[Figure collection entries]
════════════════════

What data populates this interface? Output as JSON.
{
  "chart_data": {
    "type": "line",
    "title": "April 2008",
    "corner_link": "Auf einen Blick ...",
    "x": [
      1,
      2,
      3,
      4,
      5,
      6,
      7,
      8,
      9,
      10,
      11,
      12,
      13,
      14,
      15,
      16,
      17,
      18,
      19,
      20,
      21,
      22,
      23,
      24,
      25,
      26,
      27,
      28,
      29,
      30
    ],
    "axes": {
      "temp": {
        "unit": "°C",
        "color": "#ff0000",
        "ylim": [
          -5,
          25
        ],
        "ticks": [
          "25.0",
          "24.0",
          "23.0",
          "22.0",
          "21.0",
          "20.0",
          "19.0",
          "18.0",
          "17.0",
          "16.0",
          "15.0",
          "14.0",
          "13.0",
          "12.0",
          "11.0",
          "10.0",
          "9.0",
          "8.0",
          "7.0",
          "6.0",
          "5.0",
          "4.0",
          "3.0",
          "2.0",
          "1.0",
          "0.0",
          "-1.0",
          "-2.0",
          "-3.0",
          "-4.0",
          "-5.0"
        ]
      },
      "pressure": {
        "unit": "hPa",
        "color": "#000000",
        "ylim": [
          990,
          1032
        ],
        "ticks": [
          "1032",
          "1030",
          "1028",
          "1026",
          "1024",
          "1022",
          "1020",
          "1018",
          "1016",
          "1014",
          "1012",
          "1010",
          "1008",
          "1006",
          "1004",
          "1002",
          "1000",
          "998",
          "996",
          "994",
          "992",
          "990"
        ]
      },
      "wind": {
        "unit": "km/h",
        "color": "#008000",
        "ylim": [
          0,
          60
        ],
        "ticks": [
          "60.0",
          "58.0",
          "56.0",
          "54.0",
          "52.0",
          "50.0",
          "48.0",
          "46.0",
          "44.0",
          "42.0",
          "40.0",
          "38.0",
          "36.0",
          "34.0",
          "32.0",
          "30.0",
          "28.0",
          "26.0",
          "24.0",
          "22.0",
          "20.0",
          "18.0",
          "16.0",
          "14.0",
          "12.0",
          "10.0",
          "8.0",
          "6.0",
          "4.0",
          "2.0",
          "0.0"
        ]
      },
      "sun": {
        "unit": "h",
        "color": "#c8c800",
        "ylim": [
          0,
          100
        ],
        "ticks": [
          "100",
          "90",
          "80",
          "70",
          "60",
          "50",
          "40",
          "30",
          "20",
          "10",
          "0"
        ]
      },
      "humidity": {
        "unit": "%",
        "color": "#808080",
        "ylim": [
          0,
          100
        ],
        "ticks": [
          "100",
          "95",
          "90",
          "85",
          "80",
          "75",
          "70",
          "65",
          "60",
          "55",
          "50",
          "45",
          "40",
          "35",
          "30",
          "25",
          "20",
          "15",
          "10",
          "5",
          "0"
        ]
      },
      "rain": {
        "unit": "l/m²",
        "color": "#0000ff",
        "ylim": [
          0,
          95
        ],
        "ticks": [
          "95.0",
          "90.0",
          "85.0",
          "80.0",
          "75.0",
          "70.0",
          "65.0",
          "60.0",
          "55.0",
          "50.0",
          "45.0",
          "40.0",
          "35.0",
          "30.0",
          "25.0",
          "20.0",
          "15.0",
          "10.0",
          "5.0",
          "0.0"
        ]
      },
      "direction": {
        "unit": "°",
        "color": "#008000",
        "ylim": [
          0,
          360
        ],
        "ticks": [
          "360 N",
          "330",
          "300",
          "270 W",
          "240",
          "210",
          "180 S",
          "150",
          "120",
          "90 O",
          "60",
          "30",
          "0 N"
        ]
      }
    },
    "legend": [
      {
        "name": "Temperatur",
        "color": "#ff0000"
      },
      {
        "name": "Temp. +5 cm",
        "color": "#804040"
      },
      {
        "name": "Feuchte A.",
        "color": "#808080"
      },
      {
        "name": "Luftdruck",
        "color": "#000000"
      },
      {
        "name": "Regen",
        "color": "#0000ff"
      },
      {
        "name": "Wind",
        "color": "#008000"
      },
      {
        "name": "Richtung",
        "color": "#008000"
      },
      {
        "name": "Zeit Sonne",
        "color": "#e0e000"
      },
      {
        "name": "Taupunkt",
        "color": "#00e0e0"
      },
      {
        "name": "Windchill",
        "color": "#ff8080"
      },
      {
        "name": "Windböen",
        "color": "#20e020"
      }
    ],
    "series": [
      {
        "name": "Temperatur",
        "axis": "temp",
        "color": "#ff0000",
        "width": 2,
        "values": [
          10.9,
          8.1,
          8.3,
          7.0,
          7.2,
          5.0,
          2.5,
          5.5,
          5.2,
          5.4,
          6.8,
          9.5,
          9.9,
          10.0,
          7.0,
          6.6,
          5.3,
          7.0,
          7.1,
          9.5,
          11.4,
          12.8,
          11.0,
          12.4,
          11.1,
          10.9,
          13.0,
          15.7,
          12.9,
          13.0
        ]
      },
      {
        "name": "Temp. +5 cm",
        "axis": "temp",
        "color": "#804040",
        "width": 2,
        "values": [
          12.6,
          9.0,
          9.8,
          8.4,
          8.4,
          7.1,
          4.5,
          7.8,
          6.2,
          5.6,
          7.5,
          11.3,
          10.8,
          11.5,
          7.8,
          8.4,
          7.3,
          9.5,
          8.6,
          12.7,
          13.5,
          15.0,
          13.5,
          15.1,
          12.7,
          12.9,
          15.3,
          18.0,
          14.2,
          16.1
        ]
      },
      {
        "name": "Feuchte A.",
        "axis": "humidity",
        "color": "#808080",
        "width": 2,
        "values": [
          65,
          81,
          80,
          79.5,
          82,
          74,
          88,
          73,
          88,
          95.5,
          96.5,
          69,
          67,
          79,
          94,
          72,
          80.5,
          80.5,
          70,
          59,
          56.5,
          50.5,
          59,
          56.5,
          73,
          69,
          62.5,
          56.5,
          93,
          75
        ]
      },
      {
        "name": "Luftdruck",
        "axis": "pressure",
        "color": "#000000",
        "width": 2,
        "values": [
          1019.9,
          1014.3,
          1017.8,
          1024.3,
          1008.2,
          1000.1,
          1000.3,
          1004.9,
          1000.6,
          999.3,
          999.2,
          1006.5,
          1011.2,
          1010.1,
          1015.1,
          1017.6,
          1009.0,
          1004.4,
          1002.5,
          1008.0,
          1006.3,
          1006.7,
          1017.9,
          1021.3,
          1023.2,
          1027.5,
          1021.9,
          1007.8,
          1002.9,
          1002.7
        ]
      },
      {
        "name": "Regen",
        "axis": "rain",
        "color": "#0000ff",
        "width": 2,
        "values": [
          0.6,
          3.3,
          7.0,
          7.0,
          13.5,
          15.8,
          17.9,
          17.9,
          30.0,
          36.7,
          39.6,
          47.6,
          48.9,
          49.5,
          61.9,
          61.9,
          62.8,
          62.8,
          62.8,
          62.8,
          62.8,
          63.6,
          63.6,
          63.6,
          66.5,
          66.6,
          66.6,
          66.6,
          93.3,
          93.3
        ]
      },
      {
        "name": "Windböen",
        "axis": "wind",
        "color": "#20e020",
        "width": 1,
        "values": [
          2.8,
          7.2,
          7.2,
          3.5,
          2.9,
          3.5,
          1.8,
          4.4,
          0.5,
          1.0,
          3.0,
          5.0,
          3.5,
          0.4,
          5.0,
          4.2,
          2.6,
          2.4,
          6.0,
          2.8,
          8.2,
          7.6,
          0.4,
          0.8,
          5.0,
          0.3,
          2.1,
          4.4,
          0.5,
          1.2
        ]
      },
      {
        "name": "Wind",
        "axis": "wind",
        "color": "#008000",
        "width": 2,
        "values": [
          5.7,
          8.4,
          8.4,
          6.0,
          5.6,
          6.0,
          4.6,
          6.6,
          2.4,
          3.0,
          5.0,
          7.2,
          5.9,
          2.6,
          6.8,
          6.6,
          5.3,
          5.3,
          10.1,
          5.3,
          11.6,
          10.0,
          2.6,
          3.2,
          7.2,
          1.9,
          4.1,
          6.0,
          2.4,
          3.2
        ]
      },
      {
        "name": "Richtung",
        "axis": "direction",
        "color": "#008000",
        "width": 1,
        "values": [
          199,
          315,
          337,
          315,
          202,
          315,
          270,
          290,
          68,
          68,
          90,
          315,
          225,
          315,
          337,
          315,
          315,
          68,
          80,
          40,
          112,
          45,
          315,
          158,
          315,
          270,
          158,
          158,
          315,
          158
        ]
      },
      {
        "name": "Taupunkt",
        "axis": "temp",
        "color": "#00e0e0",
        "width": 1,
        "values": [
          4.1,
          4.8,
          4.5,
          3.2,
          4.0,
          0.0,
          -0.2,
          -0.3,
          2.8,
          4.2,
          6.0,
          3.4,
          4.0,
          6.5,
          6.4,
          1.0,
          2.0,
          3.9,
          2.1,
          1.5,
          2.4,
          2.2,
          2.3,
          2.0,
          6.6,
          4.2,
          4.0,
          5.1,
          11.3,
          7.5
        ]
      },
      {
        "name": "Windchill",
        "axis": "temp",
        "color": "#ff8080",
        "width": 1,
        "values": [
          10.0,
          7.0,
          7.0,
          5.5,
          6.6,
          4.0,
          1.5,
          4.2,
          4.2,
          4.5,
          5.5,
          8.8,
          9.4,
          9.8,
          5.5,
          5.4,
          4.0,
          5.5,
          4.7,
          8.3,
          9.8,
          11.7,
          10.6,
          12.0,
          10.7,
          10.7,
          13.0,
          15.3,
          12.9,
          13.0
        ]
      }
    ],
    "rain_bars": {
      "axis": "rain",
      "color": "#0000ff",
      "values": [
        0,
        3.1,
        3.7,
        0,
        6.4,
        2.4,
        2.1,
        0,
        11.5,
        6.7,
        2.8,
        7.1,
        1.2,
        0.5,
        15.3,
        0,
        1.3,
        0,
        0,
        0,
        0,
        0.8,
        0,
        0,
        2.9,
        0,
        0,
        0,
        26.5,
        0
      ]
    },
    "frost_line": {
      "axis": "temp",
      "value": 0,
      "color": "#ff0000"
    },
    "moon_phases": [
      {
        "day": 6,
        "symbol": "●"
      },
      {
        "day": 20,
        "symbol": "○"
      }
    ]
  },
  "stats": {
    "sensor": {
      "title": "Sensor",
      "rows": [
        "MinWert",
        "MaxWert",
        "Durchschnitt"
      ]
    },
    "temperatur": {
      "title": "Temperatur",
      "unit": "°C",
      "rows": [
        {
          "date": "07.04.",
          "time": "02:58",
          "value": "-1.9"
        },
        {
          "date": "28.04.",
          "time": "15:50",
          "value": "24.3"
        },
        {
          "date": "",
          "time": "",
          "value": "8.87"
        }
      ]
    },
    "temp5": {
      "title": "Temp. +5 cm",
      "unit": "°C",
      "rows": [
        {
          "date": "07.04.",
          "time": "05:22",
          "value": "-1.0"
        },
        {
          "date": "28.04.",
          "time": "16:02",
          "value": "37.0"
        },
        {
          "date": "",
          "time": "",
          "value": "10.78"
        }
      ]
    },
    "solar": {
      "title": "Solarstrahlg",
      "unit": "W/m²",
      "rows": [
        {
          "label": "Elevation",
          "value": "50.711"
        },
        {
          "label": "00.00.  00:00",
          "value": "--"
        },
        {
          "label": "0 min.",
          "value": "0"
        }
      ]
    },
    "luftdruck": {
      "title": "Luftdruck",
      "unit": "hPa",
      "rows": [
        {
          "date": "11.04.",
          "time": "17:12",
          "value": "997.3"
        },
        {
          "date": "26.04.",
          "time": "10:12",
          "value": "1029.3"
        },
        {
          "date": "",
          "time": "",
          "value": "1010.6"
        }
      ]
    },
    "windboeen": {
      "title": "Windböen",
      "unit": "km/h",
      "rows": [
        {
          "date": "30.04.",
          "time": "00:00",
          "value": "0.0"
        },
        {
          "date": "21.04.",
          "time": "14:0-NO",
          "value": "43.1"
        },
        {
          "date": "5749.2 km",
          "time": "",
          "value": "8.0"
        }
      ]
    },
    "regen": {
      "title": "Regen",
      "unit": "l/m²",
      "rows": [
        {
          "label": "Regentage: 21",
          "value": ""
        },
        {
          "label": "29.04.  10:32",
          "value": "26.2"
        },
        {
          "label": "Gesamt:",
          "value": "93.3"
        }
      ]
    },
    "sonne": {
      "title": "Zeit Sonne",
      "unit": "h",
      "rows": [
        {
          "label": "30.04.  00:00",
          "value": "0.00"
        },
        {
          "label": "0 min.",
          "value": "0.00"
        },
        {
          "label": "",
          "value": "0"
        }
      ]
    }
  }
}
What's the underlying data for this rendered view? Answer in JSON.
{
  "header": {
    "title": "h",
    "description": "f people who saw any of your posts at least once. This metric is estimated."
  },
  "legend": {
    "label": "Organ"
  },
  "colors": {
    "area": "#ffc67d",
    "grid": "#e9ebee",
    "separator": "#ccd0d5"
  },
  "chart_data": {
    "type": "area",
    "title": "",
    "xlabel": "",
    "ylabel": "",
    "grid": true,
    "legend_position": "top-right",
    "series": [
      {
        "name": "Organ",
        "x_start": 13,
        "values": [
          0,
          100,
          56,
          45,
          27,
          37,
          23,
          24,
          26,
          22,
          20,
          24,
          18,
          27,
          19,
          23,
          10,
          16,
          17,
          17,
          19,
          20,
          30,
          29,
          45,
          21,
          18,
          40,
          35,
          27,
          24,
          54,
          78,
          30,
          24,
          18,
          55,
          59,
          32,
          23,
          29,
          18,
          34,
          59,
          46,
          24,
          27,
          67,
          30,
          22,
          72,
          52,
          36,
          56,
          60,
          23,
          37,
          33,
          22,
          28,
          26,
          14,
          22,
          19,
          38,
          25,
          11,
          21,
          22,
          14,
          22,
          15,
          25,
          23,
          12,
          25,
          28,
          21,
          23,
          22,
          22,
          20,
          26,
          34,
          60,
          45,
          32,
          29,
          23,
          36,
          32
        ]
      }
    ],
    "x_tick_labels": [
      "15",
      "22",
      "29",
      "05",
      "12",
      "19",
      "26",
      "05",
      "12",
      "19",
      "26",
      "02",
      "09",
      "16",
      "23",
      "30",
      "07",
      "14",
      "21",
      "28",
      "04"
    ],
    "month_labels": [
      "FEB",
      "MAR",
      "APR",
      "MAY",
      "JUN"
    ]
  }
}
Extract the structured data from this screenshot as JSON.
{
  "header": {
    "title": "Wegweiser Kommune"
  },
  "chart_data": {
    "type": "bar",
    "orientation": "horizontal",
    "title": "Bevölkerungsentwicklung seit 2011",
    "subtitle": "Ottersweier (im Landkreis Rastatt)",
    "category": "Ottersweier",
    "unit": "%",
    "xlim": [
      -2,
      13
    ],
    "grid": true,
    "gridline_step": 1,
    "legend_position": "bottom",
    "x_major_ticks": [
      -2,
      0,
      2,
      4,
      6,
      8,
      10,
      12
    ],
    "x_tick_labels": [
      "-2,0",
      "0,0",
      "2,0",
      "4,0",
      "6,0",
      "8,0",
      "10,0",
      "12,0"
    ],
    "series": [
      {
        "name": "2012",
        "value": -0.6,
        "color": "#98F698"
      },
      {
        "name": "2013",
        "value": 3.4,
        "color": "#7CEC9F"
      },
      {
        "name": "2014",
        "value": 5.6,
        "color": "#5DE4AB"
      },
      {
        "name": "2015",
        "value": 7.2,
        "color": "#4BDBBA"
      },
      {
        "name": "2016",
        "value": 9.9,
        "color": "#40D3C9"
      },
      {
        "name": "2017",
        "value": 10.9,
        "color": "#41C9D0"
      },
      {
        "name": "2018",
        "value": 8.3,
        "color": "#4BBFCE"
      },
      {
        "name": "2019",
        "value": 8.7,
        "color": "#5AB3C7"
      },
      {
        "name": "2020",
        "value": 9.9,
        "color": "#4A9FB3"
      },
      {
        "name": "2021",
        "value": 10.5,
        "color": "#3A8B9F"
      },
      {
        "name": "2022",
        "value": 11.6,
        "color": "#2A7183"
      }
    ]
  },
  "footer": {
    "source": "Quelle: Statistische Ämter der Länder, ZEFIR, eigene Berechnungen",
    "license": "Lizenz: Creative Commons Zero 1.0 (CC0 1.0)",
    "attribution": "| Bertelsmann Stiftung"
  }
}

════════════════════

▶ What you are asked to do: Locate the string "Ottersweier" in the listing above and copy every line where it occurs.

▶ Problem solution:
    "subtitle": "Ottersweier (im Landkreis Rastatt)",
    "category": "Ottersweier",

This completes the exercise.